_Page excerpt_
_ _ _ _
The Therapeutic Benefits of Horse-Riding
Accessibility Mark is opening more doors for disabled people to take up horse riding. Here we find out about the therapeutic benefits of riding and how Smarden Therapeutic Stables is helping to equip young people with learning difficulties with the skills to gain their independence.
Horse riding is often described as fun activity that provides disabled riders with the chance to participate in an enjoyable activity while reaping the physical and mental benefits that horse riding can bring.
Accessibility Mark centres are helping to roll out horse riding opportunities to more disabled people, encouraging the development of a new skill whilst promoting physical exercise that doesn’t feel like exercise!
Riding for the Disabled Association, in partnership with the British Equestrian Federation’s participation programme, launched the revolutionary Accessibility Mark scheme to work with commercial riding centres with the aim of getting more disabled people to participate in riding.
The key therapeutic factor in horse riding is the movement of the horse, providing physiotherapy on the move; the warmth and three dimensional movement of the horse is transmitted through the body of the rider, helping them to relax.
As the horse moves, the rider is required to engage their muscles in order to maintain balance, whilst at the same time strengthening muscles and helping to increase the range of motion in joints.
Overall the physical benefits of riding can help improve posture, balance and coordination.
_ _ _ _
_Available data_

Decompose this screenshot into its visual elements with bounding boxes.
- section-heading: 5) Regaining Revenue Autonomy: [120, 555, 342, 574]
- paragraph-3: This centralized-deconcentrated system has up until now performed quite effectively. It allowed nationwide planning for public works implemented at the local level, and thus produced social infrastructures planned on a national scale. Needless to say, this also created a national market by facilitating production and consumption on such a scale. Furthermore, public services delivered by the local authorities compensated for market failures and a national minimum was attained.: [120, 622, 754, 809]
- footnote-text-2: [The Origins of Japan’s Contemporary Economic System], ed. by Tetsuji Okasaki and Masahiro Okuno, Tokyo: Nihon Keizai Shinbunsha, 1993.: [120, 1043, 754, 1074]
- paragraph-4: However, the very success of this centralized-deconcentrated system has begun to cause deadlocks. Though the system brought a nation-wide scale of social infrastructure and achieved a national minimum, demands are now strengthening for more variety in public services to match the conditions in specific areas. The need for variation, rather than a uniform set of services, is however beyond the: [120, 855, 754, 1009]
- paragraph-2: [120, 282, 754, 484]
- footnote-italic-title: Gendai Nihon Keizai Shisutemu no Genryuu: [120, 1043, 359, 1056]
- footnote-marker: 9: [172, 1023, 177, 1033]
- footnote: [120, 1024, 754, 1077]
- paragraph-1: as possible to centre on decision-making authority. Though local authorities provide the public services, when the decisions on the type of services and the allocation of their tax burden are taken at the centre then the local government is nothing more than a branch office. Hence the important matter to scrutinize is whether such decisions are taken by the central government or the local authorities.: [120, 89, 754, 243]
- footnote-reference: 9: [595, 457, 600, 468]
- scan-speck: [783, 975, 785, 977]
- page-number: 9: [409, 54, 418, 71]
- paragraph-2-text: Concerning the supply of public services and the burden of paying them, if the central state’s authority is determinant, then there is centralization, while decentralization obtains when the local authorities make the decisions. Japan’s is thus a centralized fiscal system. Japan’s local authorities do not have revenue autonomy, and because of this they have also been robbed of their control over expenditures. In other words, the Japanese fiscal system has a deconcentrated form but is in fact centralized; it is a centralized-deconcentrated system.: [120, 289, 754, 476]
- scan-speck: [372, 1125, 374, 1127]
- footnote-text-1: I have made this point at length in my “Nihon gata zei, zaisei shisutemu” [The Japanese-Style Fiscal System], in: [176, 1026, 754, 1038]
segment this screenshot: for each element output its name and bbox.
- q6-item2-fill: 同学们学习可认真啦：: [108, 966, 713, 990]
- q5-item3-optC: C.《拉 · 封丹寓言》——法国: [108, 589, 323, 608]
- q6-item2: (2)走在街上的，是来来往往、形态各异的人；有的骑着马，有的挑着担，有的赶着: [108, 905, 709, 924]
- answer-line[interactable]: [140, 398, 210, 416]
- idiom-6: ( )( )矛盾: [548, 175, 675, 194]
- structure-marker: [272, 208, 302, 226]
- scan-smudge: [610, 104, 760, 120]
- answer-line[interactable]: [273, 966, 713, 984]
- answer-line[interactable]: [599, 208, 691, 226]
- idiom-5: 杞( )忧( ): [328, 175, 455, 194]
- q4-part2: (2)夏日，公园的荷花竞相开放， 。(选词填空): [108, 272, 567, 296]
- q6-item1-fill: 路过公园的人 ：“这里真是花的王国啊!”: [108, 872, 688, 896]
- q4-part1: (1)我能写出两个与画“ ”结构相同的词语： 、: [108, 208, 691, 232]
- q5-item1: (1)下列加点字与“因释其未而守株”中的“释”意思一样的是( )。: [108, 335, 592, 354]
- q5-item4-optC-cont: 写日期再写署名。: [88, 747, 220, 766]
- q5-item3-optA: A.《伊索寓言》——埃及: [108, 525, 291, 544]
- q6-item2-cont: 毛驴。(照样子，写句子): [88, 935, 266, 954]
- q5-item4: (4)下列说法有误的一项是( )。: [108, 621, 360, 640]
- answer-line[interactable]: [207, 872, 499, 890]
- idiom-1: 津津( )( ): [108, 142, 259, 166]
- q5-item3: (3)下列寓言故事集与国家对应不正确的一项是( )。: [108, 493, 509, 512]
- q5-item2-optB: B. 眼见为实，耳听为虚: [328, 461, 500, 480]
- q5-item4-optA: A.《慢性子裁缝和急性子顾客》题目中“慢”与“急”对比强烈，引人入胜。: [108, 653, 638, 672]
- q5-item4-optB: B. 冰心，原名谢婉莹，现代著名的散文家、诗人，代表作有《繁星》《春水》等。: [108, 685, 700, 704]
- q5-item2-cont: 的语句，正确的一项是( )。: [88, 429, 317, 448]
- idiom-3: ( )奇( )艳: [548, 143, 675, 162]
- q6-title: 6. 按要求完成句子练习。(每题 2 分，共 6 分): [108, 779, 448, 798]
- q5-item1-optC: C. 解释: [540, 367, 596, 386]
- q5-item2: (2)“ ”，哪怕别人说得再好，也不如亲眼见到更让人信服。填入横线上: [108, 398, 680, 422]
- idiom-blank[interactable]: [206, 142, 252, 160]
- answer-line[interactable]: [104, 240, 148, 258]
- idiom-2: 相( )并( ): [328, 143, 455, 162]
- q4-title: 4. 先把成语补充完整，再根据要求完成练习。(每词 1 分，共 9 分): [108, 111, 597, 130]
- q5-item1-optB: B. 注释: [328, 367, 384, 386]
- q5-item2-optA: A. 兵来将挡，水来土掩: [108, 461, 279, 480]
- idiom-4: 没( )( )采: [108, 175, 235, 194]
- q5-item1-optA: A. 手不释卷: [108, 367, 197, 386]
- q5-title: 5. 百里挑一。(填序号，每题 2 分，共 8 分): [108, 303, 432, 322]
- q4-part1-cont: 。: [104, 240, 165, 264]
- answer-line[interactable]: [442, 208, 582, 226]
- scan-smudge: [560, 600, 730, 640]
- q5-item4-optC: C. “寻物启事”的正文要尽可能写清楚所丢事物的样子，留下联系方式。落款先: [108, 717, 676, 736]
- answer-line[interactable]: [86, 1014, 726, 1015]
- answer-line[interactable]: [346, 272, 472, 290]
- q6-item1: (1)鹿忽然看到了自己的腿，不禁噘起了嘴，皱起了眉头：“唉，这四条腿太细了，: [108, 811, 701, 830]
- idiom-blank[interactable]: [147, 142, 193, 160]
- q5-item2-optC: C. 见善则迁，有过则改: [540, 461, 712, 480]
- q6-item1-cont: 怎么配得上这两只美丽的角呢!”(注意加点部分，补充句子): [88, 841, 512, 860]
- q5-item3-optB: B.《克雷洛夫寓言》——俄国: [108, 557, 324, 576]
_ _ _ _
_Work order 1_
In the text on the therapeutic benefits of horse riding, what is the key therapeutic factor in riding?
_Work order 2_
Carry the text on the therapeutic benefits of horse riding forward from its last sentence.

_Answer space 1_
The movement of the horse is the key therapeutic factor.

_Answer space 2_
Living with any form of disability can also take its toll on mental health and this is where the psychological benefits of horse riding can improve a person’s quality of life. Getting out in the fresh air provides a valuable distraction from the challenges of day to day life, promoting a sense of well-being and increasing self-confidence.
For riders with learning disabilities or those who have autism, horse riding can prove to be life enhancing, helping to improve concentration and social interaction.
Horse riding can help autistic people with sensory overload, which occurs when one or more of the body’s senses experiences over-stimulation from the environment, by learning to attend to their horse rather than focus on their surroundings.
Smarden Therapeutic Stables
Smarden Therapeutic Stables CIC offer therapeutic sessions from its base at 4 Gaits Riding School in Kent. Owner, Lisa Evans, secured Accessibility Mark accreditation for Smarden Therapeutic Stables in 2016, having developed a real passion for teaching clients with learning difficulties with up to 10 years’ experience in her role at 4 Gaits.
Lisa believes that horse riding can benefit disabled riders for many reasons.
“From the moment they first come into contact with a horse they are starting to build up a relationship with another being that is not going to judge them, or ask questions, just be willing to listen.
“Once on board the movement of the horse stimulates the mind and releases good endorphins. The rider has to learn to adjust their body to move with the horse’s different movements, such as halt to walk, walk to halt, and walk to trot.
“Over time, riding helps massively with core strength as well as building many other muscles. Exercises that we tend to use in our sessions also help with hand-eye co-ordination.” said Lisa.
The Therapeutic Stables have gone from strength to strength following their accreditation, building a strong relationship with students from a local school for children with severe, profound and complex needs.
After attending the stables for 18 months, some of the students have gone on to become members of The Pony Club and are working towards achievement badges, already gaining their Bronze Award in Perfect Paddock, Grooming and Care of the Foot.
“The students were at the stage of leaving school and integrating into society, all had learning difficulties, autism and some form of ADHD. We saw significant changes to their confidence, showing empathy, taking responsibility and working together as a team.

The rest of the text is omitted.